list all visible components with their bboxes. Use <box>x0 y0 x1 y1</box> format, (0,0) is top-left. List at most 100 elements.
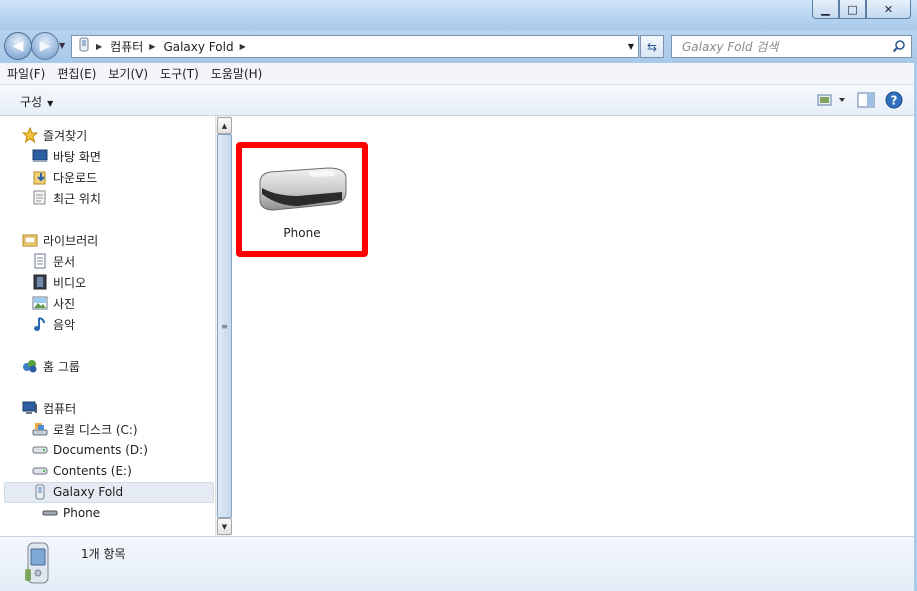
tree-item-label: 비디오 <box>53 275 87 290</box>
search-input[interactable] <box>682 39 882 54</box>
forward-arrow-icon: ▶ <box>39 38 51 54</box>
tree-item-pictures[interactable]: 사진 <box>31 293 75 313</box>
title-bar: ▁ □ ✕ <box>0 0 917 30</box>
drive-icon <box>31 442 49 458</box>
back-button[interactable]: ◀ <box>4 32 32 60</box>
library-icon <box>21 232 39 248</box>
tree-homegroup[interactable]: 홈 그룹 <box>21 356 80 376</box>
tree-item-label: Phone <box>63 506 101 520</box>
downloads-folder-icon <box>31 169 49 185</box>
mobile-device-icon <box>31 484 49 500</box>
tree-libraries[interactable]: 라이브러리 <box>21 230 98 250</box>
window-controls: ▁ □ ✕ <box>812 0 911 19</box>
organize-label: 구성 <box>20 95 43 109</box>
tree-item-documents[interactable]: 문서 <box>31 251 75 271</box>
scroll-thumb[interactable]: ≡ <box>217 134 232 518</box>
details-pane: 1개 항목 <box>0 536 917 591</box>
tree-item-label: 사진 <box>53 296 76 311</box>
removable-drive-icon <box>41 505 59 521</box>
refresh-icon: ⇆ <box>646 39 658 54</box>
item-label: Phone <box>283 226 321 240</box>
drive-icon <box>31 463 49 479</box>
preview-pane-button[interactable] <box>857 92 875 111</box>
tree-favorites-label: 즐겨찾기 <box>43 128 88 143</box>
command-bar: 구성 ▼ ? <box>0 85 917 116</box>
tree-computer-label: 컴퓨터 <box>43 401 77 416</box>
picture-icon <box>31 295 49 311</box>
tree-item-phone[interactable]: Phone <box>41 503 100 523</box>
tree-item-videos[interactable]: 비디오 <box>31 272 86 292</box>
mobile-phone-icon <box>22 541 54 590</box>
breadcrumb-separator-icon[interactable]: ▶ <box>149 42 155 51</box>
tree-homegroup-label: 홈 그룹 <box>43 359 80 374</box>
document-icon <box>31 253 49 269</box>
system-drive-icon <box>31 421 49 437</box>
tree-item-label: 최근 위치 <box>53 191 101 206</box>
tree-item-local-disk-c[interactable]: 로컬 디스크 (C:) <box>31 419 138 439</box>
tree-item-label: 음악 <box>53 317 76 332</box>
tree-item-label: Documents (D:) <box>53 443 148 457</box>
tree-item-label: 바탕 화면 <box>53 149 101 164</box>
forward-button[interactable]: ▶ <box>31 32 59 60</box>
scroll-up-icon: ▲ <box>221 121 228 130</box>
recent-pages-dropdown[interactable]: ▼ <box>59 41 65 50</box>
menu-view[interactable]: 보기(V) <box>108 65 148 82</box>
navigation-pane: 즐겨찾기 바탕 화면 다운로드 최근 위치 라이브러리 문서 비디오 사진 음악… <box>0 116 215 536</box>
chevron-down-icon: ▼ <box>47 99 54 108</box>
desktop-icon <box>31 148 49 164</box>
breadcrumb-galaxy-fold[interactable]: Galaxy Fold <box>163 40 233 54</box>
tree-libraries-label: 라이브러리 <box>43 233 99 248</box>
video-icon <box>31 274 49 290</box>
tree-item-music[interactable]: 음악 <box>31 314 75 334</box>
tree-item-contents-e[interactable]: Contents (E:) <box>31 461 132 481</box>
menu-help[interactable]: 도움말(H) <box>211 65 263 82</box>
item-count: 1개 항목 <box>81 547 126 561</box>
organize-button[interactable]: 구성 ▼ <box>20 93 53 110</box>
file-list-area[interactable]: Phone <box>233 116 917 536</box>
close-icon: ✕ <box>883 2 894 16</box>
search-icon[interactable] <box>892 39 906 56</box>
back-arrow-icon: ◀ <box>12 38 24 54</box>
address-bar[interactable]: ▶ 컴퓨터 ▶ Galaxy Fold ▶ ▼ <box>71 35 639 58</box>
tree-item-downloads[interactable]: 다운로드 <box>31 167 97 187</box>
nav-buttons: ◀ ▶ <box>4 32 64 60</box>
scroll-down-icon: ▼ <box>221 522 228 531</box>
menu-edit[interactable]: 편집(E) <box>57 65 96 82</box>
grip-icon: ≡ <box>221 321 228 331</box>
breadcrumb-separator-icon[interactable]: ▶ <box>96 42 102 51</box>
breadcrumb-separator-icon[interactable]: ▶ <box>240 42 246 51</box>
tree-item-desktop[interactable]: 바탕 화면 <box>31 146 101 166</box>
maximize-button[interactable]: □ <box>839 0 866 19</box>
toolbar-right: ? <box>807 91 903 112</box>
homegroup-icon <box>21 358 39 374</box>
address-dropdown-icon[interactable]: ▼ <box>628 42 634 51</box>
close-button[interactable]: ✕ <box>866 0 911 19</box>
scroll-down-button[interactable]: ▼ <box>217 518 232 535</box>
change-view-button[interactable] <box>817 93 847 110</box>
tree-item-label: 다운로드 <box>53 170 98 185</box>
navigation-bar: ◀ ▶ ▼ ▶ 컴퓨터 ▶ Galaxy Fold ▶ ▼ ⇆ <box>0 30 917 63</box>
navigation-pane-scrollbar[interactable]: ▲ ≡ ▼ <box>215 116 232 536</box>
music-note-icon <box>31 316 49 332</box>
scroll-up-button[interactable]: ▲ <box>217 117 232 134</box>
recent-places-icon <box>31 190 49 206</box>
star-icon <box>21 127 39 143</box>
tree-computer[interactable]: 컴퓨터 <box>21 398 76 418</box>
refresh-button[interactable]: ⇆ <box>640 35 664 58</box>
tree-item-documents-d[interactable]: Documents (D:) <box>31 440 148 460</box>
computer-icon <box>21 400 39 416</box>
minimize-button[interactable]: ▁ <box>812 0 839 19</box>
tree-item-label: Galaxy Fold <box>53 485 124 499</box>
help-button[interactable]: ? <box>885 91 903 112</box>
svg-text:?: ? <box>891 94 898 108</box>
tree-favorites[interactable]: 즐겨찾기 <box>21 125 87 145</box>
menu-tools[interactable]: 도구(T) <box>160 65 199 82</box>
device-icon <box>78 37 90 56</box>
search-box[interactable] <box>671 35 912 58</box>
tree-item-galaxy-fold[interactable]: Galaxy Fold <box>31 482 123 502</box>
item-tile-phone[interactable]: Phone <box>236 142 368 257</box>
breadcrumb-computer[interactable]: 컴퓨터 <box>110 38 143 55</box>
menu-file[interactable]: 파일(F) <box>7 65 45 82</box>
tree-item-recent-places[interactable]: 최근 위치 <box>31 188 101 208</box>
minimize-icon: ▁ <box>821 2 830 16</box>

****************************************

Copy out all of the data above word for word, leaving out the pictures.

list all visible components with their bboxes. Use <box>x0 y0 x1 y1</box> format, (0,0) is top-left. List at most 100 elements.
tree-item-label: 비디오 <box>53 275 87 290</box>
search-input[interactable] <box>682 39 882 54</box>
forward-arrow-icon: ▶ <box>39 38 51 54</box>
tree-item-pictures[interactable]: 사진 <box>31 293 75 313</box>
title-bar: ▁ □ ✕ <box>0 0 917 30</box>
drive-icon <box>31 442 49 458</box>
back-button[interactable]: ◀ <box>4 32 32 60</box>
library-icon <box>21 232 39 248</box>
tree-homegroup[interactable]: 홈 그룹 <box>21 356 80 376</box>
tree-item-label: Phone <box>63 506 101 520</box>
downloads-folder-icon <box>31 169 49 185</box>
mobile-device-icon <box>31 484 49 500</box>
tree-libraries[interactable]: 라이브러리 <box>21 230 98 250</box>
window-controls: ▁ □ ✕ <box>812 0 911 19</box>
organize-label: 구성 <box>20 95 43 109</box>
tree-item-documents[interactable]: 문서 <box>31 251 75 271</box>
scroll-thumb[interactable]: ≡ <box>217 134 232 518</box>
details-pane: 1개 항목 <box>0 536 917 591</box>
tree-item-label: 사진 <box>53 296 76 311</box>
removable-drive-icon <box>41 505 59 521</box>
refresh-icon: ⇆ <box>646 39 658 54</box>
item-label: Phone <box>283 226 321 240</box>
drive-icon <box>31 463 49 479</box>
preview-pane-button[interactable] <box>857 92 875 111</box>
tree-favorites-label: 즐겨찾기 <box>43 128 88 143</box>
command-bar: 구성 ▼ ? <box>0 85 917 116</box>
tree-computer-label: 컴퓨터 <box>43 401 77 416</box>
picture-icon <box>31 295 49 311</box>
tree-item-phone[interactable]: Phone <box>41 503 100 523</box>
tree-item-videos[interactable]: 비디오 <box>31 272 86 292</box>
mobile-phone-icon <box>22 541 54 590</box>
breadcrumb-separator-icon[interactable]: ▶ <box>149 42 155 51</box>
tree-homegroup-label: 홈 그룹 <box>43 359 80 374</box>
document-icon <box>31 253 49 269</box>
system-drive-icon <box>31 421 49 437</box>
tree-item-label: 최근 위치 <box>53 191 101 206</box>
tree-item-local-disk-c[interactable]: 로컬 디스크 (C:) <box>31 419 138 439</box>
tree-item-label: 음악 <box>53 317 76 332</box>
tree-item-label: Documents (D:) <box>53 443 148 457</box>
tree-item-label: 바탕 화면 <box>53 149 101 164</box>
forward-button[interactable]: ▶ <box>31 32 59 60</box>
scroll-up-icon: ▲ <box>221 121 228 130</box>
recent-pages-dropdown[interactable]: ▼ <box>59 41 65 50</box>
menu-view[interactable]: 보기(V) <box>108 65 148 82</box>
navigation-pane: 즐겨찾기 바탕 화면 다운로드 최근 위치 라이브러리 문서 비디오 사진 음악… <box>0 116 215 536</box>
chevron-down-icon: ▼ <box>47 99 54 108</box>
desktop-icon <box>31 148 49 164</box>
breadcrumb-galaxy-fold[interactable]: Galaxy Fold <box>163 40 233 54</box>
tree-libraries-label: 라이브러리 <box>43 233 99 248</box>
video-icon <box>31 274 49 290</box>
tree-item-music[interactable]: 음악 <box>31 314 75 334</box>
tree-item-contents-e[interactable]: Contents (E:) <box>31 461 132 481</box>
menu-help[interactable]: 도움말(H) <box>211 65 263 82</box>
item-count: 1개 항목 <box>81 547 126 561</box>
organize-button[interactable]: 구성 ▼ <box>20 93 53 110</box>
file-list-area[interactable]: Phone <box>233 116 917 536</box>
close-icon: ✕ <box>883 2 894 16</box>
search-icon[interactable] <box>892 39 906 56</box>
back-arrow-icon: ◀ <box>12 38 24 54</box>
address-bar[interactable]: ▶ 컴퓨터 ▶ Galaxy Fold ▶ ▼ <box>71 35 639 58</box>
tree-item-downloads[interactable]: 다운로드 <box>31 167 97 187</box>
nav-buttons: ◀ ▶ <box>4 32 64 60</box>
scroll-down-icon: ▼ <box>221 522 228 531</box>
menu-edit[interactable]: 편집(E) <box>57 65 96 82</box>
grip-icon: ≡ <box>221 321 228 331</box>
breadcrumb-separator-icon[interactable]: ▶ <box>96 42 102 51</box>
breadcrumb-separator-icon[interactable]: ▶ <box>240 42 246 51</box>
tree-item-desktop[interactable]: 바탕 화면 <box>31 146 101 166</box>
maximize-button[interactable]: □ <box>839 0 866 19</box>
toolbar-right: ? <box>807 91 903 112</box>
homegroup-icon <box>21 358 39 374</box>
address-dropdown-icon[interactable]: ▼ <box>628 42 634 51</box>
close-button[interactable]: ✕ <box>866 0 911 19</box>
scroll-down-button[interactable]: ▼ <box>217 518 232 535</box>
change-view-button[interactable] <box>817 93 847 110</box>
tree-item-label: 다운로드 <box>53 170 98 185</box>
navigation-bar: ◀ ▶ ▼ ▶ 컴퓨터 ▶ Galaxy Fold ▶ ▼ ⇆ <box>0 30 917 63</box>
navigation-pane-scrollbar[interactable]: ▲ ≡ ▼ <box>215 116 232 536</box>
music-note-icon <box>31 316 49 332</box>
scroll-up-button[interactable]: ▲ <box>217 117 232 134</box>
recent-places-icon <box>31 190 49 206</box>
star-icon <box>21 127 39 143</box>
tree-computer[interactable]: 컴퓨터 <box>21 398 76 418</box>
refresh-button[interactable]: ⇆ <box>640 35 664 58</box>
tree-item-documents-d[interactable]: Documents (D:) <box>31 440 148 460</box>
computer-icon <box>21 400 39 416</box>
minimize-button[interactable]: ▁ <box>812 0 839 19</box>
tree-item-label: Galaxy Fold <box>53 485 124 499</box>
help-button[interactable]: ? <box>885 91 903 112</box>
svg-text:?: ? <box>891 94 898 108</box>
tree-favorites[interactable]: 즐겨찾기 <box>21 125 87 145</box>
menu-tools[interactable]: 도구(T) <box>160 65 199 82</box>
device-icon <box>78 37 90 56</box>
search-box[interactable] <box>671 35 912 58</box>
tree-item-galaxy-fold[interactable]: Galaxy Fold <box>31 482 123 502</box>
item-tile-phone[interactable]: Phone <box>236 142 368 257</box>
breadcrumb-computer[interactable]: 컴퓨터 <box>110 38 143 55</box>
menu-file[interactable]: 파일(F) <box>7 65 45 82</box>
tree-item-recent-places[interactable]: 최근 위치 <box>31 188 101 208</box>
minimize-icon: ▁ <box>821 2 830 16</box>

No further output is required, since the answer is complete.